### [DIRECTION]
Set all the material down again unchanged, without the pictures.

=-=-=

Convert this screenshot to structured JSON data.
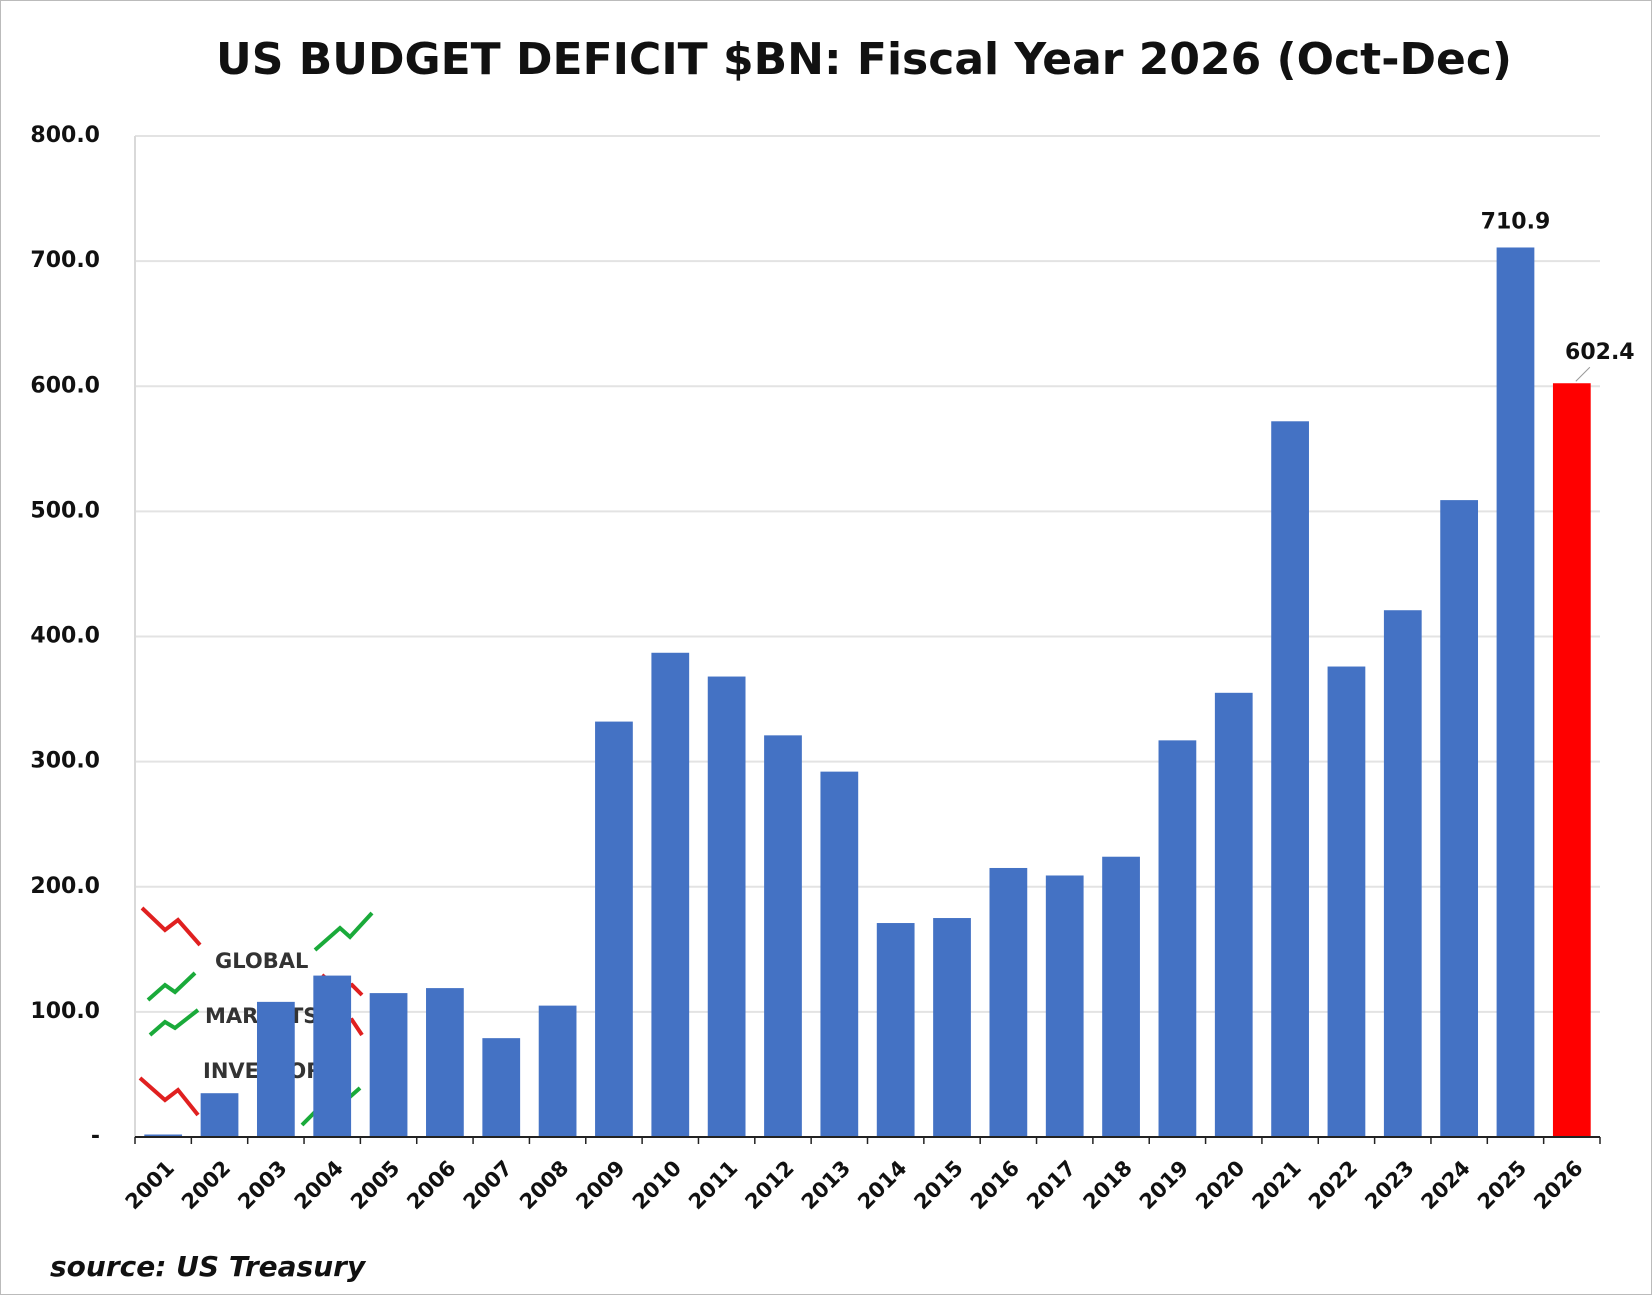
{
  "chart_data": {
    "type": "bar",
    "title": "US BUDGET DEFICIT $BN: Fiscal Year 2026 (Oct-Dec)",
    "categories": [
      "2001",
      "2002",
      "2003",
      "2004",
      "2005",
      "2006",
      "2007",
      "2008",
      "2009",
      "2010",
      "2011",
      "2012",
      "2013",
      "2014",
      "2015",
      "2016",
      "2017",
      "2018",
      "2019",
      "2020",
      "2021",
      "2022",
      "2023",
      "2024",
      "2025",
      "2026"
    ],
    "values": [
      2,
      35,
      108,
      129,
      115,
      119,
      79,
      105,
      332,
      387,
      368,
      321,
      292,
      171,
      175,
      215,
      209,
      224,
      317,
      355,
      572,
      376,
      421,
      509,
      710.9,
      602.4
    ],
    "color": "#4472c4",
    "highlight": {
      "category": "2026",
      "color": "#ff0000"
    },
    "data_labels_for": [
      "2025",
      "2026"
    ],
    "ylim": [
      0,
      800
    ],
    "yticks": [
      {
        "value": 0,
        "label": "-"
      },
      {
        "value": 100,
        "label": "100.0"
      },
      {
        "value": 200,
        "label": "200.0"
      },
      {
        "value": 300,
        "label": "300.0"
      },
      {
        "value": 400,
        "label": "400.0"
      },
      {
        "value": 500,
        "label": "500.0"
      },
      {
        "value": 600,
        "label": "600.0"
      },
      {
        "value": 700,
        "label": "700.0"
      },
      {
        "value": 800,
        "label": "800.0"
      }
    ],
    "grid": true,
    "source": "source: US Treasury",
    "watermark": [
      "GLOBAL",
      "MARKETS",
      "INVESTOR"
    ]
  }
}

=-=-=

### [COMPLETED TASK]
Convert this screenshot to structured JSON data.
{
  "chart_data": {
    "type": "bar",
    "title": "US BUDGET DEFICIT $BN: Fiscal Year 2026 (Oct-Dec)",
    "categories": [
      "2001",
      "2002",
      "2003",
      "2004",
      "2005",
      "2006",
      "2007",
      "2008",
      "2009",
      "2010",
      "2011",
      "2012",
      "2013",
      "2014",
      "2015",
      "2016",
      "2017",
      "2018",
      "2019",
      "2020",
      "2021",
      "2022",
      "2023",
      "2024",
      "2025",
      "2026"
    ],
    "values": [
      2,
      35,
      108,
      129,
      115,
      119,
      79,
      105,
      332,
      387,
      368,
      321,
      292,
      171,
      175,
      215,
      209,
      224,
      317,
      355,
      572,
      376,
      421,
      509,
      710.9,
      602.4
    ],
    "color": "#4472c4",
    "highlight": {
      "category": "2026",
      "color": "#ff0000"
    },
    "data_labels_for": [
      "2025",
      "2026"
    ],
    "ylim": [
      0,
      800
    ],
    "yticks": [
      {
        "value": 0,
        "label": "-"
      },
      {
        "value": 100,
        "label": "100.0"
      },
      {
        "value": 200,
        "label": "200.0"
      },
      {
        "value": 300,
        "label": "300.0"
      },
      {
        "value": 400,
        "label": "400.0"
      },
      {
        "value": 500,
        "label": "500.0"
      },
      {
        "value": 600,
        "label": "600.0"
      },
      {
        "value": 700,
        "label": "700.0"
      },
      {
        "value": 800,
        "label": "800.0"
      }
    ],
    "grid": true,
    "source": "source: US Treasury",
    "watermark": [
      "GLOBAL",
      "MARKETS",
      "INVESTOR"
    ]
  }
}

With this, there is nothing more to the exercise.